[Saved data entries]
•••

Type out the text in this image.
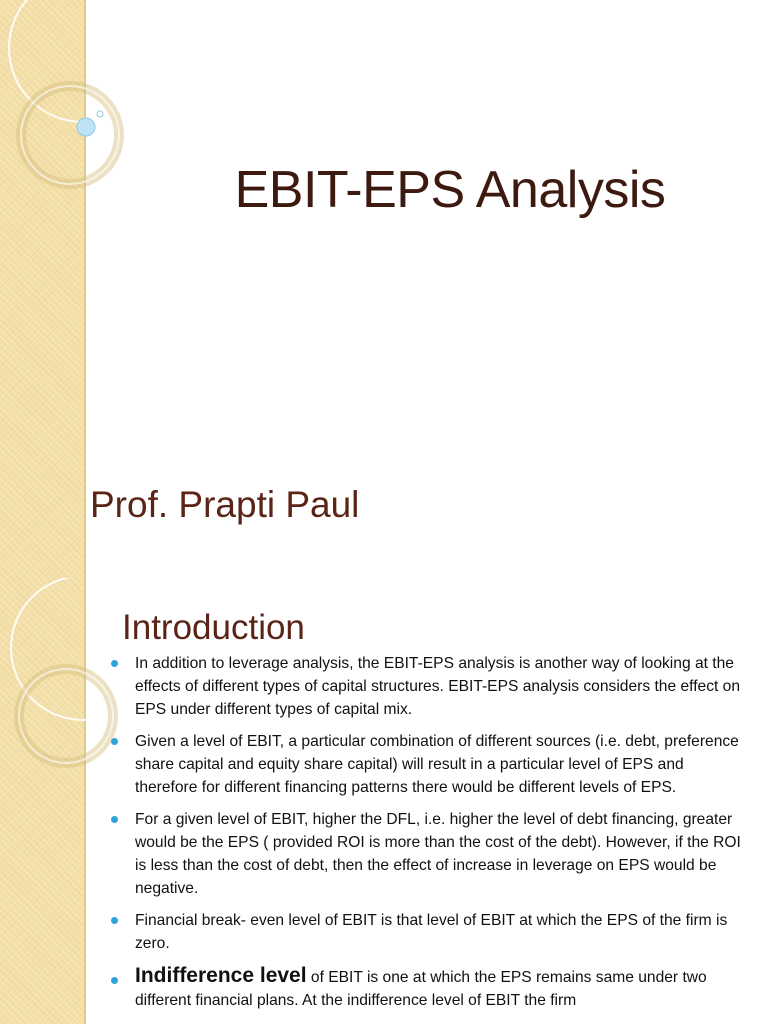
EBIT-EPS Analysis
Prof. Prapti Paul
Introduction
In addition to leverage analysis, the EBIT-EPS analysis is another way of looking at the effects of different types of capital structures. EBIT-EPS analysis considers the effect on EPS under different types of capital mix.
Given a level of EBIT, a particular combination of different sources (i.e. debt, preference share capital and equity share capital) will result in a particular level of EPS and therefore for different financing patterns there would be different levels of EPS.
For a given level of EBIT, higher the DFL, i.e. higher the level of debt financing, greater would be the EPS ( provided ROI is more than the cost of the debt). However, if the ROI is less than the cost of debt, then the effect of increase in leverage on EPS would be negative.
Financial break- even level of EBIT is that level of EBIT at which the EPS of the firm is zero.
Indifference level of EBIT is one at which the EPS remains same under two different financial plans. At the indifference level of EBIT the firm
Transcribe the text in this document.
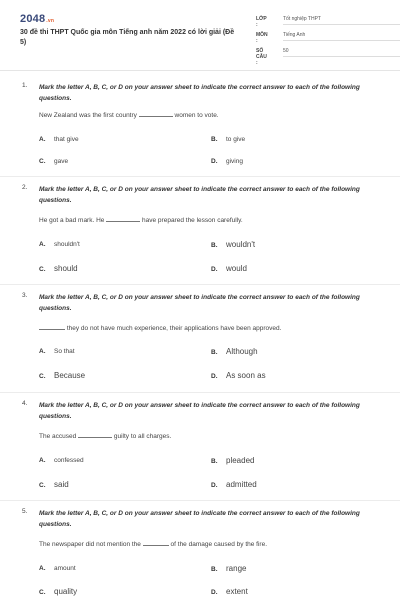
2048.vn
30 đề thi THPT Quốc gia môn Tiếng anh năm 2022 có lời giải (Đề 5)
LỚP :
Tốt nghiệp THPT
MÔN :
Tiếng Anh
SỐ CÂU :
50
1. Mark the letter A, B, C, or D on your answer sheet to indicate the correct answer to each of the following questions.
New Zealand was the first country	women to vote.
A. that give	B. to give
C. gave	D. giving
2. Mark the letter A, B, C, or D on your answer sheet to indicate the correct answer to each of the following questions.
He got a bad mark. He	have prepared the lesson carefully.
A. shouldn't	B. wouldn't
C. should	D. would
3. Mark the letter A, B, C, or D on your answer sheet to indicate the correct answer to each of the following questions.
they do not have much experience, their applications have been approved.
A. So that	B. Although
C. Because	D. As soon as
4. Mark the letter A, B, C, or D on your answer sheet to indicate the correct answer to each of the following questions.
The accused	guilty to all charges.
A. confessed	B. pleaded
C. said	D. admitted
5. Mark the letter A, B, C, or D on your answer sheet to indicate the correct answer to each of the following questions.
The newspaper did not mention the	of the damage caused by the fire.
A. amount	B. range
C. quality	D. extent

•••

### Your objective
Find every line in the records that has the string "text", then state how many there are and nothing else.

### Result of this task
2